### WHAT THE EXERCISE ASKS
Output the lines of all the items below as a numbered list, omitting blank lines. Leave the pictures out of your answer.

### RECORDS FOR THE TASK

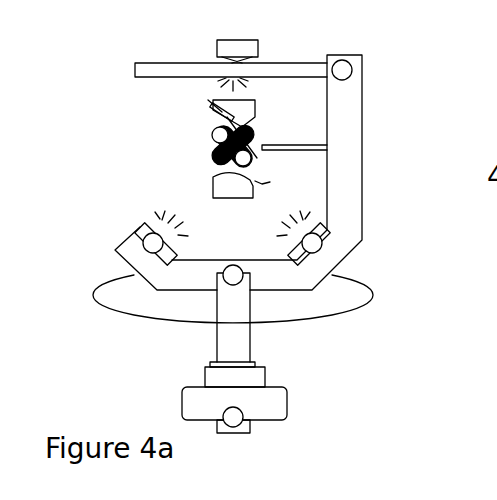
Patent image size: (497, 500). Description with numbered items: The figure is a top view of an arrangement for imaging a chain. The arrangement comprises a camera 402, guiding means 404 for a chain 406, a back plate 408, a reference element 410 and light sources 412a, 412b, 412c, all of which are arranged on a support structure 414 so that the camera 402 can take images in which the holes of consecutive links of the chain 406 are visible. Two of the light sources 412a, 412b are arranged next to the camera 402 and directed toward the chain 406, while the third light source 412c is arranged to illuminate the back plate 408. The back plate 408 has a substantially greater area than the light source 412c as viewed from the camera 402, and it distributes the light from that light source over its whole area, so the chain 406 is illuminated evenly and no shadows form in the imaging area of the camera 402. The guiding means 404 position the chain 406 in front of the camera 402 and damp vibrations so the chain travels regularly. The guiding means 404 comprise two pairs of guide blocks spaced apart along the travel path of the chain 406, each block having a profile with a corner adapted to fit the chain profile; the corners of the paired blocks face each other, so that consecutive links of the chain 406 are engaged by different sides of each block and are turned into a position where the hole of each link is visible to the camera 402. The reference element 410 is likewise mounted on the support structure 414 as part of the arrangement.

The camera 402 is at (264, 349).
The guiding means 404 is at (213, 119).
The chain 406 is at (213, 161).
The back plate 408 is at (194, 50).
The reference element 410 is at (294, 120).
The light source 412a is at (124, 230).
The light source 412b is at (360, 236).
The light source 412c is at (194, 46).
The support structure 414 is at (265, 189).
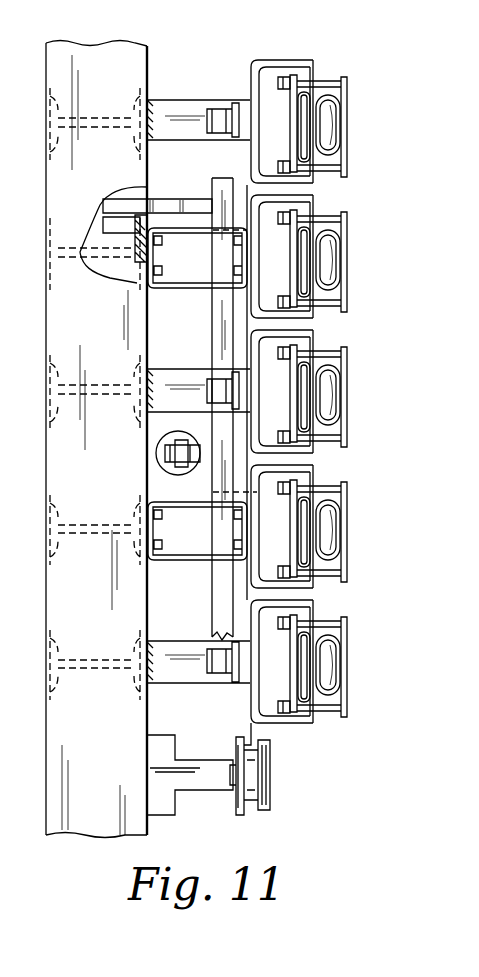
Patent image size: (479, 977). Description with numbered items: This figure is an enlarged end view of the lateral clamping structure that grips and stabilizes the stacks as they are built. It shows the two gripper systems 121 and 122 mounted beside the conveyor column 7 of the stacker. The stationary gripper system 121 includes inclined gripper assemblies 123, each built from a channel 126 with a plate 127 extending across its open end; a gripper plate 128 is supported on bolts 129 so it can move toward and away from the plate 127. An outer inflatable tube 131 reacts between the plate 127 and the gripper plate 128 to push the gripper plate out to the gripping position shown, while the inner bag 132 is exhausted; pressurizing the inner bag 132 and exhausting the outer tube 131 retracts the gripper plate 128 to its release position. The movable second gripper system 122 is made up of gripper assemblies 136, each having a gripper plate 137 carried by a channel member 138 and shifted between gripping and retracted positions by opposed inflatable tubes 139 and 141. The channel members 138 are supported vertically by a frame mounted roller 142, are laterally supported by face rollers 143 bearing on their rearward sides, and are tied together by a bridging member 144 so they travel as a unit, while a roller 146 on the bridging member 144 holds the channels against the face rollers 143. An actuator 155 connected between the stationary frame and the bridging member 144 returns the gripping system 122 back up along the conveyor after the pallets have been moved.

### RESPONSE TO THE EXERCISE
1. Patent image size: (497, 500). Description with numbered items: The figure is a top view of an arrangement for imaging a chain. The arrangement comprises a camera 402, guiding means 404 for a chain 406, a back plate 408, a reference element 410 and light sources 412a, 412b, 412c, all of which are arranged on a support structure 414 so that the camera 402 can take images in which the holes of consecutive links of the chain 406 are visible. Two of the light sources 412a, 412b are arranged next to the camera 402 and directed toward the chain 406, while the third light source 412c is arranged to illuminate the back plate 408. The back plate 408 has a substantially greater area than the light source 412c as viewed from the camera 402, and it distributes the light from that light source over its whole area, so the chain 406 is illuminated evenly and no shadows form in the imaging area of the camera 402. The guiding means 404 position the chain 406 in front of the camera 402 and damp vibrations so the chain travels regularly. The guiding means 404 comprise two pairs of guide blocks spaced apart along the travel path of the chain 406, each block having a profile with a corner adapted to fit the chain profile; the corners of the paired blocks face each other, so that consecutive links of the chain 406 are engaged by different sides of each block and are turned into a position where the hole of each link is visible to the camera 402. The reference element 410 is likewise mounted on the support structure 414 as part of the arrangement.
2. The camera 402 is at (264, 349).
3. The guiding means 404 is at (213, 119).
4. The chain 406 is at (213, 161).
5. The back plate 408 is at (194, 50).
6. The reference element 410 is at (294, 120).
7. The light source 412a is at (124, 230).
8. The light source 412b is at (360, 236).
9. The light source 412c is at (194, 46).
10. The support structure 414 is at (265, 189).
11. Patent image size: (479, 977). Description with numbered items: This figure is an enlarged end view of the lateral clamping structure that grips and stabilizes the stacks as they are built. It shows the two gripper systems 121 and 122 mounted beside the conveyor column 7 of the stacker. The stationary gripper system 121 includes inclined gripper assemblies 123, each built from a channel 126 with a plate 127 extending across its open end; a gripper plate 128 is supported on bolts 129 so it can move toward and away from the plate 127. An outer inflatable tube 131 reacts between the plate 127 and the gripper plate 128 to push the gripper plate out to the gripping position shown, while the inner bag 132 is exhausted; pressurizing the inner bag 132 and exhausting the outer tube 131 retracts the gripper plate 128 to its release position. The movable second gripper system 122 is made up of gripper assemblies 136, each having a gripper plate 137 carried by a channel member 138 and shifted between gripping and retracted positions by opposed inflatable tubes 139 and 141. The channel members 138 are supported vertically by a frame mounted roller 142, are laterally supported by face rollers 143 bearing on their rearward sides, and are tied together by a bridging member 144 so they travel as a unit, while a roller 146 on the bridging member 144 holds the channels against the face rollers 143. An actuator 155 connected between the stationary frame and the bridging member 144 returns the gripping system 122 back up along the conveyor after the pallets have been moved.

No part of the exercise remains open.